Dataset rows
-- START --
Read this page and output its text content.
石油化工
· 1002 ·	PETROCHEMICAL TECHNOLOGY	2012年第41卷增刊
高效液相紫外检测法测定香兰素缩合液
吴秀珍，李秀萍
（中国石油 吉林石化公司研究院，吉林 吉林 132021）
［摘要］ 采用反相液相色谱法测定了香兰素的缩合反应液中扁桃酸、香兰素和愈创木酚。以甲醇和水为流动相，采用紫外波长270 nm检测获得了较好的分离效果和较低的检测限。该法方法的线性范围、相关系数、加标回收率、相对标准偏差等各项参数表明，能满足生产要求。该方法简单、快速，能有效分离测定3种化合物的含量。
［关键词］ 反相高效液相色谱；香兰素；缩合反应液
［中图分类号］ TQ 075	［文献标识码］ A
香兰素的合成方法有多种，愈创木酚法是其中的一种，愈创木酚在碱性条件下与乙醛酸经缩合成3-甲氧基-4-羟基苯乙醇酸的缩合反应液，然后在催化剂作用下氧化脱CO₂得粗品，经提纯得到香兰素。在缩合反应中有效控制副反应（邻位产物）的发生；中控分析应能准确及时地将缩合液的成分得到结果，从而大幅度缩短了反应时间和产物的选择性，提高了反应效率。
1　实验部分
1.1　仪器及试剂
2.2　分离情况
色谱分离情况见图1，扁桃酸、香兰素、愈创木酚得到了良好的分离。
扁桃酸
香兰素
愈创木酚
-- END --
-- START --
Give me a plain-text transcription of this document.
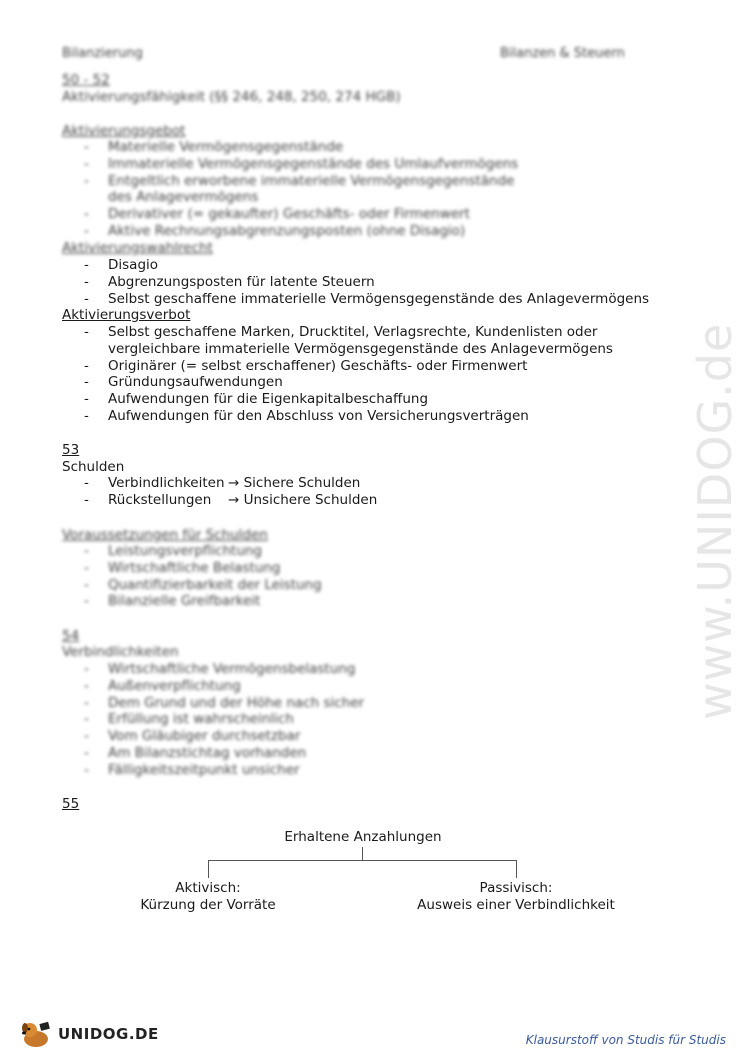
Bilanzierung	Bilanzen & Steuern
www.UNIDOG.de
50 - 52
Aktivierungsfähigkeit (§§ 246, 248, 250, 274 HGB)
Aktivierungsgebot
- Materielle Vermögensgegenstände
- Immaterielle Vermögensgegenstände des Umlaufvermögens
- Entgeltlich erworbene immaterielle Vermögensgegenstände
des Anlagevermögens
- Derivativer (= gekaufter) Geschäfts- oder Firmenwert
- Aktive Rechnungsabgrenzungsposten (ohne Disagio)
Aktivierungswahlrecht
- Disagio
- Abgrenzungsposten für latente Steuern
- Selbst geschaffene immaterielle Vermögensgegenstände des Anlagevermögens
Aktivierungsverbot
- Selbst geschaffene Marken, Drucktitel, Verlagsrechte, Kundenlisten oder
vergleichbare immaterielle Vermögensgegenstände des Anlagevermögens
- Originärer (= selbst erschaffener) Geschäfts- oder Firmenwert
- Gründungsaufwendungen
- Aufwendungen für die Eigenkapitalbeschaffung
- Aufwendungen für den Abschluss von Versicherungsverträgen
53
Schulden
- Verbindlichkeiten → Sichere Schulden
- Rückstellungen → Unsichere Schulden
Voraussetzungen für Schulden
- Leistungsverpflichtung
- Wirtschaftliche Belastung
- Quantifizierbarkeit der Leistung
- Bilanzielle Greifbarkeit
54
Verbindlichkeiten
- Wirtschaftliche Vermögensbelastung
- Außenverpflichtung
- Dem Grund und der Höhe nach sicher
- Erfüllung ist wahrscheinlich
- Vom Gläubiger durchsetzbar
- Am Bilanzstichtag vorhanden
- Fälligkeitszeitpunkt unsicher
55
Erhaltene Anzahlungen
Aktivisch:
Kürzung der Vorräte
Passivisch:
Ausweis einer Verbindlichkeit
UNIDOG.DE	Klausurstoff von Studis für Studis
-- END --
-- START --
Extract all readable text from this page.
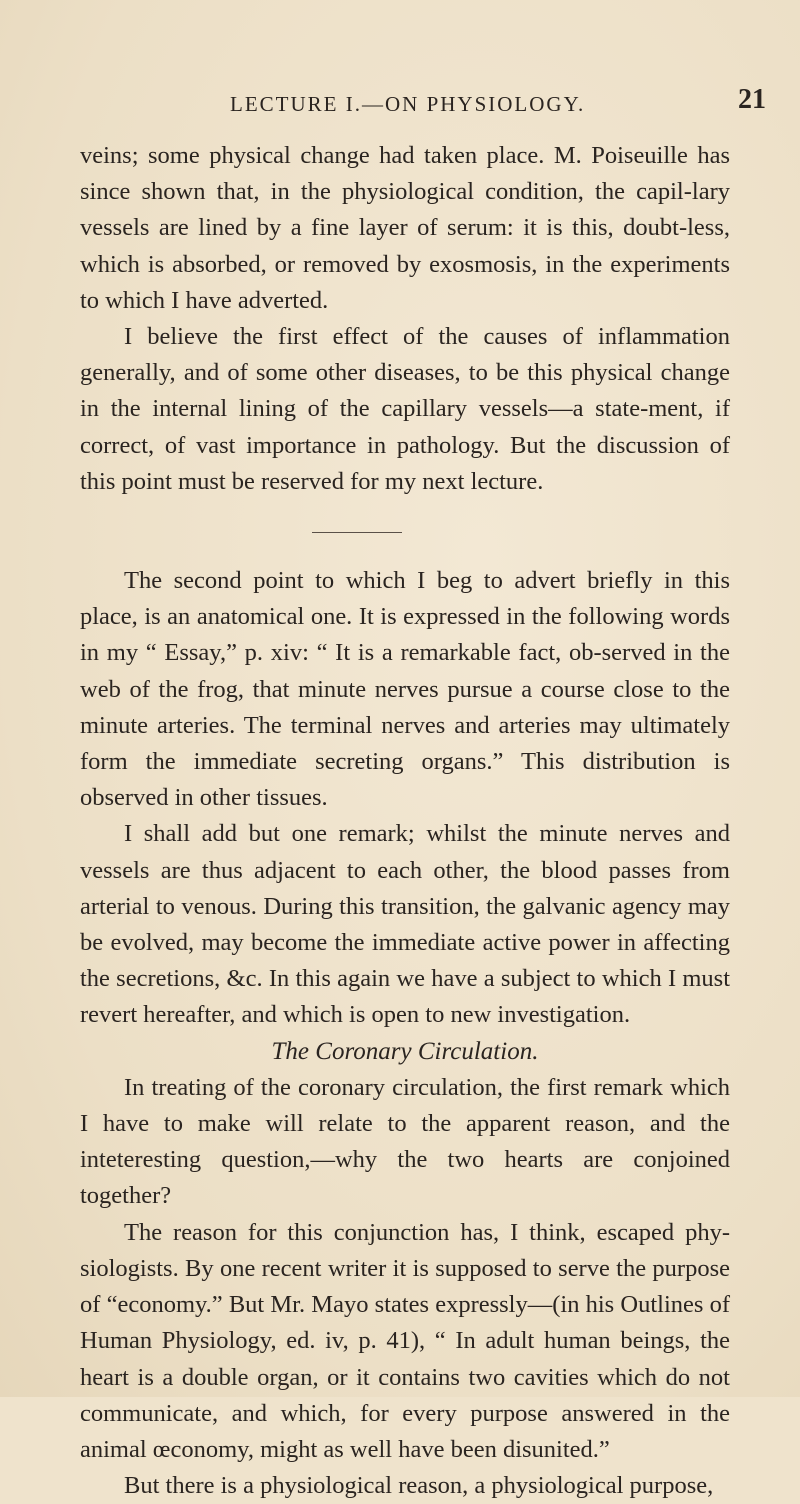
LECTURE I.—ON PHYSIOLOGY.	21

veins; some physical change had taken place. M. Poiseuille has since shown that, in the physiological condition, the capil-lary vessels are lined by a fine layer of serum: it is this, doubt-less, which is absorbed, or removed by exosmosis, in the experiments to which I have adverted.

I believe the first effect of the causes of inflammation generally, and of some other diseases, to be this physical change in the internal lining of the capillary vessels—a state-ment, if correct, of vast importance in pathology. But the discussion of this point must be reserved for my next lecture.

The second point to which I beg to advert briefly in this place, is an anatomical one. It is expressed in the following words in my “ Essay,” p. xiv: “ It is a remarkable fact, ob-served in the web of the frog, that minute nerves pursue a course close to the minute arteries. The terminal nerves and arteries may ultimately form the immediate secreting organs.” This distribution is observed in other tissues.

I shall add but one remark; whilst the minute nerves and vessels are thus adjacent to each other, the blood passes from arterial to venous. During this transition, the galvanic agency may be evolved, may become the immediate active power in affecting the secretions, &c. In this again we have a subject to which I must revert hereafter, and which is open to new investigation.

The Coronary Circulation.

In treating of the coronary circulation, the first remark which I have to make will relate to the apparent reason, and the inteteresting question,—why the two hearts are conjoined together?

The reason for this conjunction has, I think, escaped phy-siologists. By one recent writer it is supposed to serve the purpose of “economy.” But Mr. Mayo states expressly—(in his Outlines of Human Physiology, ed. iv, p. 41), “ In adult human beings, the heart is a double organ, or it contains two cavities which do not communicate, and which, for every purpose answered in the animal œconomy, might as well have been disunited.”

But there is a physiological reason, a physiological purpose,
-- END --
WRITTEN REQUEST ->
How many lines in the records above hold the word "that"? Give only the number.

THE RESULT ->
2